Supplied data
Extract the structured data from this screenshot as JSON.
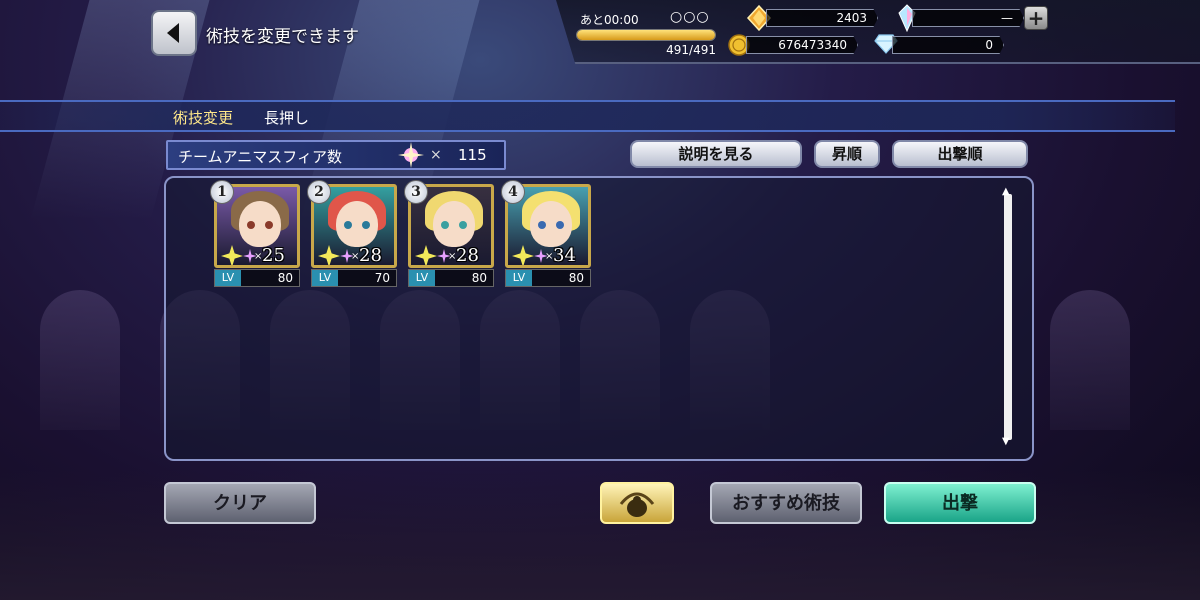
{
  "header": {
    "title": "術技を変更できます"
  },
  "stamina": {
    "label": "あと00:00",
    "circles": "○○○",
    "value": "491/491",
    "fill_fraction": 1.0
  },
  "resources": {
    "gald": "2403",
    "crystal": "—",
    "money": "676473340",
    "diamond": "0"
  },
  "section": {
    "title": "術技変更",
    "hint": "長押し"
  },
  "team": {
    "label": "チームアニマスフィア数",
    "times": "×",
    "value": "115"
  },
  "controls": {
    "explain": "説明を見る",
    "ascending": "昇順",
    "sortie_order": "出撃順"
  },
  "characters": [
    {
      "order": "1",
      "count": "25",
      "times": "×",
      "lv_label": "LV",
      "level": "80",
      "hair": "#8a6a48",
      "bg": "#7a5aa8",
      "eye": "#8a3a2a"
    },
    {
      "order": "2",
      "count": "28",
      "times": "×",
      "lv_label": "LV",
      "level": "70",
      "hair": "#e0564a",
      "bg": "#34a0a0",
      "eye": "#2a7a9a"
    },
    {
      "order": "3",
      "count": "28",
      "times": "×",
      "lv_label": "LV",
      "level": "80",
      "hair": "#f0d870",
      "bg": "#383040",
      "eye": "#3aa0a0"
    },
    {
      "order": "4",
      "count": "34",
      "times": "×",
      "lv_label": "LV",
      "level": "80",
      "hair": "#f4e070",
      "bg": "#48a0b0",
      "eye": "#3a6ab0"
    }
  ],
  "buttons": {
    "clear": "クリア",
    "recommend": "おすすめ術技",
    "sortie": "出撃"
  }
}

Brief
Images do not belong in the copy; reproduce all other parts of the records above verbatim.

Response
Extract the structured data from this screenshot as JSON.
{
  "header": {
    "title": "術技を変更できます"
  },
  "stamina": {
    "label": "あと00:00",
    "circles": "○○○",
    "value": "491/491",
    "fill_fraction": 1.0
  },
  "resources": {
    "gald": "2403",
    "crystal": "—",
    "money": "676473340",
    "diamond": "0"
  },
  "section": {
    "title": "術技変更",
    "hint": "長押し"
  },
  "team": {
    "label": "チームアニマスフィア数",
    "times": "×",
    "value": "115"
  },
  "controls": {
    "explain": "説明を見る",
    "ascending": "昇順",
    "sortie_order": "出撃順"
  },
  "characters": [
    {
      "order": "1",
      "count": "25",
      "times": "×",
      "lv_label": "LV",
      "level": "80",
      "hair": "#8a6a48",
      "bg": "#7a5aa8",
      "eye": "#8a3a2a"
    },
    {
      "order": "2",
      "count": "28",
      "times": "×",
      "lv_label": "LV",
      "level": "70",
      "hair": "#e0564a",
      "bg": "#34a0a0",
      "eye": "#2a7a9a"
    },
    {
      "order": "3",
      "count": "28",
      "times": "×",
      "lv_label": "LV",
      "level": "80",
      "hair": "#f0d870",
      "bg": "#383040",
      "eye": "#3aa0a0"
    },
    {
      "order": "4",
      "count": "34",
      "times": "×",
      "lv_label": "LV",
      "level": "80",
      "hair": "#f4e070",
      "bg": "#48a0b0",
      "eye": "#3a6ab0"
    }
  ],
  "buttons": {
    "clear": "クリア",
    "recommend": "おすすめ術技",
    "sortie": "出撃"
  }
}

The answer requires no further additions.